▶ [DO THIS]: Gather up all lines that carry the word "ГОСТ".

▶ [DATASET EXTRACT]:
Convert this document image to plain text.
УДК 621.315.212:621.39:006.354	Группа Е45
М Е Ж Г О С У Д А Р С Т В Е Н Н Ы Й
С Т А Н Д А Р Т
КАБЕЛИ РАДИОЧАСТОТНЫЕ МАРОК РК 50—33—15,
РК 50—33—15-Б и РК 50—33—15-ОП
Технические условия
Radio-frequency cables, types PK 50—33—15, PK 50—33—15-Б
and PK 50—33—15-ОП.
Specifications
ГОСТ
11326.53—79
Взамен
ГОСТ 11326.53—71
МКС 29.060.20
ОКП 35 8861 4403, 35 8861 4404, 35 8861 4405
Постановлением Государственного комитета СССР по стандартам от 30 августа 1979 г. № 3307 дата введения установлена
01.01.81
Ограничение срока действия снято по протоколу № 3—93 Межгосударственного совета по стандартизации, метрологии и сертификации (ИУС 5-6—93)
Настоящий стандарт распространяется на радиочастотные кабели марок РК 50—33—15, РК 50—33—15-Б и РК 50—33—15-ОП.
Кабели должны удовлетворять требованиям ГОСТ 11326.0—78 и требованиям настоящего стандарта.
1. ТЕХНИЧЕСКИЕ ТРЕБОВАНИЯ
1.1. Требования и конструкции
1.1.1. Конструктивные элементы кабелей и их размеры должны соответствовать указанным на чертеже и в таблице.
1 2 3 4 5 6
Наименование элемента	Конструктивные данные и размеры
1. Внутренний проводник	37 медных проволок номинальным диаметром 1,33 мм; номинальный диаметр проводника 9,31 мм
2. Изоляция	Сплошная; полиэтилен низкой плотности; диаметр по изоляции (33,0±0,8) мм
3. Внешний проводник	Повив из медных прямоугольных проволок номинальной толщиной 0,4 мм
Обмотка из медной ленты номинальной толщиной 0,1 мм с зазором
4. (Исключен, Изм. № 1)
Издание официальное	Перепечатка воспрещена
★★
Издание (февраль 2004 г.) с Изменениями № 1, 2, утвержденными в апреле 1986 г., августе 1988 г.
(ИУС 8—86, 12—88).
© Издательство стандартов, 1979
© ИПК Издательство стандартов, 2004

▶ [OUTPUT FOR THIS TASK]:
ГОСТ
ГОСТ 11326.53—71
Кабели должны удовлетворять требованиям ГОСТ 11326.0—78 и требованиям настоящего стандарта.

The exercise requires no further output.